Data entries for graphics:
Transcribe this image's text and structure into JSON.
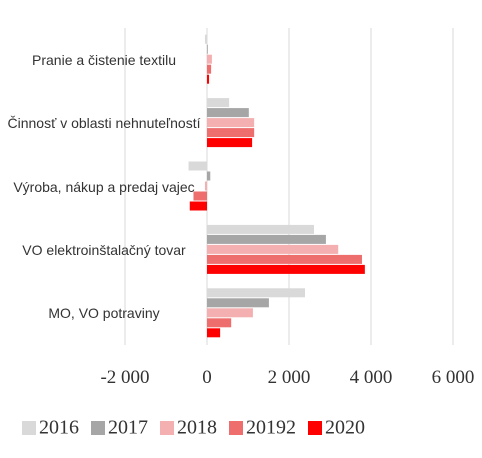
{
  "chart_data": {
    "type": "hbar",
    "categories": [
      "Pranie a čistenie textilu",
      "Činnosť v oblasti nehnuteľností",
      "Výroba, nákup a predaj vajec",
      "VO elektroinštalačný tovar",
      "MO, VO potraviny"
    ],
    "series": [
      {
        "name": "2016",
        "color": "#d9d9d9",
        "values": [
          -50,
          540,
          -450,
          2610,
          2390
        ]
      },
      {
        "name": "2017",
        "color": "#a6a6a6",
        "values": [
          20,
          1020,
          80,
          2900,
          1510
        ]
      },
      {
        "name": "2018",
        "color": "#f4b0b0",
        "values": [
          120,
          1150,
          -50,
          3200,
          1120
        ]
      },
      {
        "name": "20192",
        "color": "#ee6e6e",
        "values": [
          100,
          1150,
          -330,
          3780,
          590
        ]
      },
      {
        "name": "2020",
        "color": "#ff0000",
        "values": [
          50,
          1100,
          -420,
          3850,
          320
        ]
      }
    ],
    "xlim": [
      -2000,
      6000
    ],
    "xticks": [
      {
        "value": -2000,
        "label": "-2 000"
      },
      0,
      {
        "value": 2000,
        "label": "2 000"
      },
      {
        "value": 4000,
        "label": "4 000"
      },
      {
        "value": 6000,
        "label": "6 000"
      }
    ],
    "grid": true,
    "legend": "bottom"
  }
}
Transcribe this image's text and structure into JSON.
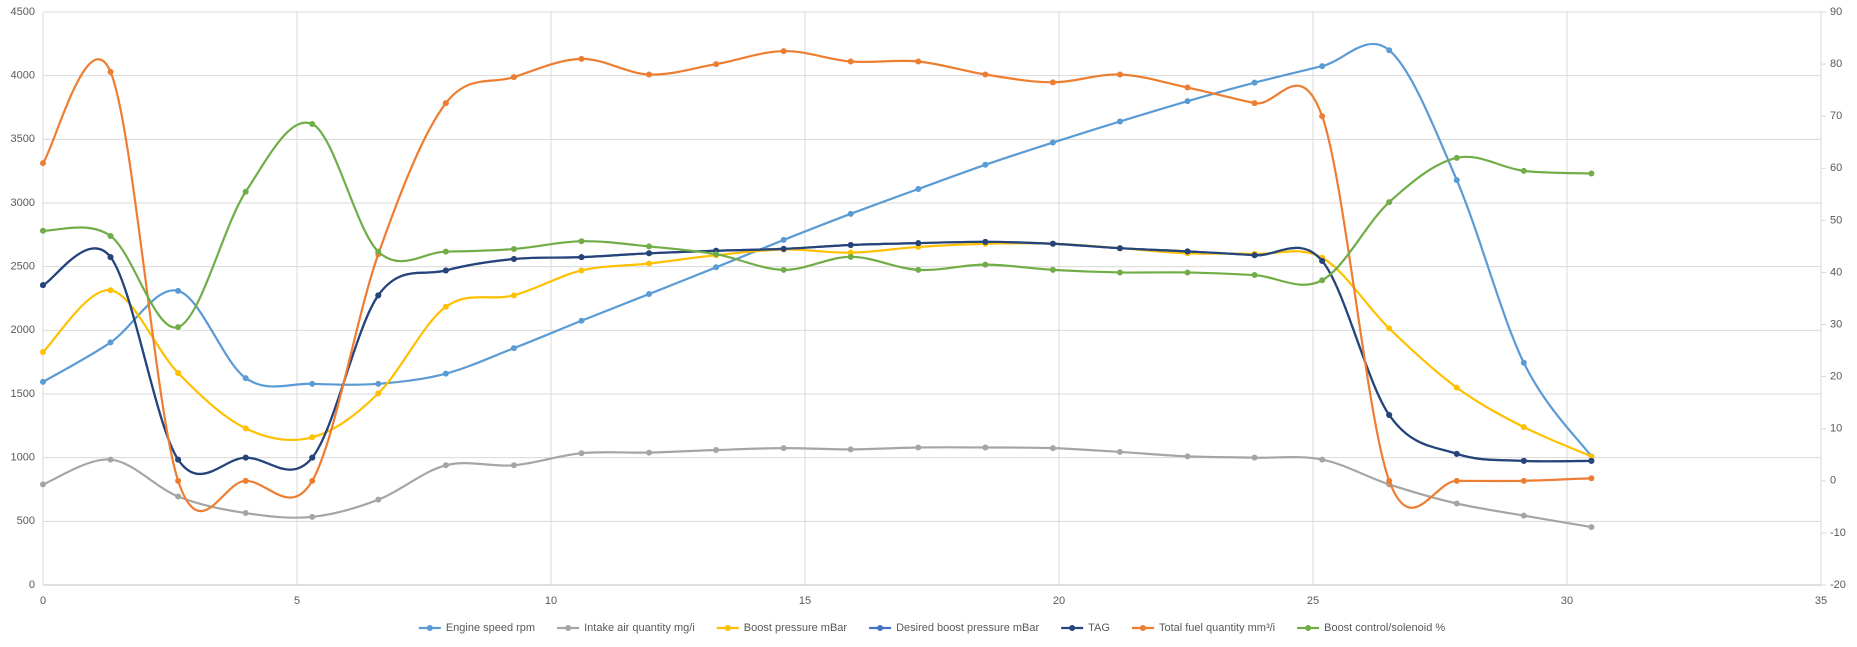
{
  "chart_data": {
    "type": "line",
    "x": [
      0,
      1.33,
      2.66,
      3.99,
      5.3,
      6.6,
      7.93,
      9.27,
      10.6,
      11.93,
      13.25,
      14.58,
      15.9,
      17.23,
      18.55,
      19.88,
      21.2,
      22.53,
      23.85,
      25.18,
      26.5,
      27.83,
      29.15,
      30.48
    ],
    "series": [
      {
        "name": "Engine speed rpm",
        "color": "#5b9bd5",
        "values": [
          1595,
          1905,
          2310,
          1625,
          1580,
          1580,
          1660,
          1860,
          2075,
          2285,
          2495,
          2710,
          2915,
          3110,
          3300,
          3475,
          3640,
          3800,
          3945,
          4075,
          4200,
          3180,
          1745,
          1010
        ]
      },
      {
        "name": "Intake air quantity mg/i",
        "color": "#a5a5a5",
        "values": [
          790,
          985,
          695,
          565,
          535,
          670,
          940,
          940,
          1035,
          1040,
          1060,
          1075,
          1065,
          1080,
          1080,
          1075,
          1045,
          1010,
          1000,
          985,
          790,
          640,
          545,
          455
        ]
      },
      {
        "name": "Boost pressure mBar",
        "color": "#ffc000",
        "values": [
          1830,
          2315,
          1665,
          1230,
          1160,
          1505,
          2185,
          2275,
          2470,
          2525,
          2590,
          2635,
          2610,
          2655,
          2680,
          2680,
          2645,
          2605,
          2600,
          2570,
          2015,
          1550,
          1240,
          1010
        ]
      },
      {
        "name": "Desired boost pressure mBar",
        "color": "#4472c4",
        "values": [
          2355,
          2575,
          985,
          1000,
          1000,
          2275,
          2470,
          2560,
          2575,
          2605,
          2625,
          2640,
          2670,
          2685,
          2695,
          2680,
          2645,
          2620,
          2590,
          2545,
          1335,
          1030,
          975,
          975
        ]
      },
      {
        "name": "TAG",
        "color": "#264478",
        "values": [
          2355,
          2575,
          985,
          1000,
          1000,
          2275,
          2470,
          2560,
          2575,
          2605,
          2625,
          2640,
          2670,
          2685,
          2695,
          2680,
          2645,
          2620,
          2590,
          2545,
          1335,
          1030,
          975,
          975
        ]
      },
      {
        "name": "Total fuel quantity mm³/i",
        "color": "#ed7d31",
        "axis": "y2",
        "values": [
          61,
          78.5,
          0,
          0,
          0,
          43.5,
          72.5,
          77.5,
          81,
          78,
          80,
          82.5,
          80.5,
          80.5,
          78,
          76.5,
          78,
          75.5,
          72.5,
          70,
          0,
          0,
          0,
          0.5
        ]
      },
      {
        "name": "Boost control/solenoid %",
        "color": "#70ad47",
        "axis": "y2",
        "values": [
          48,
          47,
          29.5,
          55.5,
          68.5,
          44,
          44,
          44.5,
          46,
          45,
          43.5,
          40.5,
          43,
          40.5,
          41.5,
          40.5,
          40,
          40,
          39.5,
          38.5,
          53.5,
          62,
          59.5,
          59
        ]
      }
    ],
    "xlim": [
      0,
      35
    ],
    "xticks": [
      0,
      5,
      10,
      15,
      20,
      25,
      30,
      35
    ],
    "ylim": [
      0,
      4500
    ],
    "yticks": [
      0,
      500,
      1000,
      1500,
      2000,
      2500,
      3000,
      3500,
      4000,
      4500
    ],
    "y2lim": [
      -20,
      90
    ],
    "y2ticks": [
      -20,
      -10,
      0,
      10,
      20,
      30,
      40,
      50,
      60,
      70,
      80,
      90
    ],
    "grid": true,
    "smooth": true,
    "markers": true,
    "legend": "bottom"
  }
}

### [SHORT EXERCISE]
All the material shown above is to be copied exactly, with no pictures carried over.

### [OUTPUT]
Transcribe this image's text and structure into JSON.
{
  "chart_data": {
    "type": "hbar",
    "categories": [
      "Pranie a čistenie textilu",
      "Činnosť v oblasti nehnuteľností",
      "Výroba, nákup a predaj vajec",
      "VO elektroinštalačný tovar",
      "MO, VO potraviny"
    ],
    "series": [
      {
        "name": "2016",
        "color": "#d9d9d9",
        "values": [
          -50,
          540,
          -450,
          2610,
          2390
        ]
      },
      {
        "name": "2017",
        "color": "#a6a6a6",
        "values": [
          20,
          1020,
          80,
          2900,
          1510
        ]
      },
      {
        "name": "2018",
        "color": "#f4b0b0",
        "values": [
          120,
          1150,
          -50,
          3200,
          1120
        ]
      },
      {
        "name": "20192",
        "color": "#ee6e6e",
        "values": [
          100,
          1150,
          -330,
          3780,
          590
        ]
      },
      {
        "name": "2020",
        "color": "#ff0000",
        "values": [
          50,
          1100,
          -420,
          3850,
          320
        ]
      }
    ],
    "xlim": [
      -2000,
      6000
    ],
    "xticks": [
      {
        "value": -2000,
        "label": "-2 000"
      },
      0,
      {
        "value": 2000,
        "label": "2 000"
      },
      {
        "value": 4000,
        "label": "4 000"
      },
      {
        "value": 6000,
        "label": "6 000"
      }
    ],
    "grid": true,
    "legend": "bottom"
  }
}
Transcribe this image's text and structure into JSON.
{
  "chart_data": {
    "type": "line",
    "x": [
      0,
      1.33,
      2.66,
      3.99,
      5.3,
      6.6,
      7.93,
      9.27,
      10.6,
      11.93,
      13.25,
      14.58,
      15.9,
      17.23,
      18.55,
      19.88,
      21.2,
      22.53,
      23.85,
      25.18,
      26.5,
      27.83,
      29.15,
      30.48
    ],
    "series": [
      {
        "name": "Engine speed rpm",
        "color": "#5b9bd5",
        "values": [
          1595,
          1905,
          2310,
          1625,
          1580,
          1580,
          1660,
          1860,
          2075,
          2285,
          2495,
          2710,
          2915,
          3110,
          3300,
          3475,
          3640,
          3800,
          3945,
          4075,
          4200,
          3180,
          1745,
          1010
        ]
      },
      {
        "name": "Intake air quantity mg/i",
        "color": "#a5a5a5",
        "values": [
          790,
          985,
          695,
          565,
          535,
          670,
          940,
          940,
          1035,
          1040,
          1060,
          1075,
          1065,
          1080,
          1080,
          1075,
          1045,
          1010,
          1000,
          985,
          790,
          640,
          545,
          455
        ]
      },
      {
        "name": "Boost pressure mBar",
        "color": "#ffc000",
        "values": [
          1830,
          2315,
          1665,
          1230,
          1160,
          1505,
          2185,
          2275,
          2470,
          2525,
          2590,
          2635,
          2610,
          2655,
          2680,
          2680,
          2645,
          2605,
          2600,
          2570,
          2015,
          1550,
          1240,
          1010
        ]
      },
      {
        "name": "Desired boost pressure mBar",
        "color": "#4472c4",
        "values": [
          2355,
          2575,
          985,
          1000,
          1000,
          2275,
          2470,
          2560,
          2575,
          2605,
          2625,
          2640,
          2670,
          2685,
          2695,
          2680,
          2645,
          2620,
          2590,
          2545,
          1335,
          1030,
          975,
          975
        ]
      },
      {
        "name": "TAG",
        "color": "#264478",
        "values": [
          2355,
          2575,
          985,
          1000,
          1000,
          2275,
          2470,
          2560,
          2575,
          2605,
          2625,
          2640,
          2670,
          2685,
          2695,
          2680,
          2645,
          2620,
          2590,
          2545,
          1335,
          1030,
          975,
          975
        ]
      },
      {
        "name": "Total fuel quantity mm³/i",
        "color": "#ed7d31",
        "axis": "y2",
        "values": [
          61,
          78.5,
          0,
          0,
          0,
          43.5,
          72.5,
          77.5,
          81,
          78,
          80,
          82.5,
          80.5,
          80.5,
          78,
          76.5,
          78,
          75.5,
          72.5,
          70,
          0,
          0,
          0,
          0.5
        ]
      },
      {
        "name": "Boost control/solenoid %",
        "color": "#70ad47",
        "axis": "y2",
        "values": [
          48,
          47,
          29.5,
          55.5,
          68.5,
          44,
          44,
          44.5,
          46,
          45,
          43.5,
          40.5,
          43,
          40.5,
          41.5,
          40.5,
          40,
          40,
          39.5,
          38.5,
          53.5,
          62,
          59.5,
          59
        ]
      }
    ],
    "xlim": [
      0,
      35
    ],
    "xticks": [
      0,
      5,
      10,
      15,
      20,
      25,
      30,
      35
    ],
    "ylim": [
      0,
      4500
    ],
    "yticks": [
      0,
      500,
      1000,
      1500,
      2000,
      2500,
      3000,
      3500,
      4000,
      4500
    ],
    "y2lim": [
      -20,
      90
    ],
    "y2ticks": [
      -20,
      -10,
      0,
      10,
      20,
      30,
      40,
      50,
      60,
      70,
      80,
      90
    ],
    "grid": true,
    "smooth": true,
    "markers": true,
    "legend": "bottom"
  }
}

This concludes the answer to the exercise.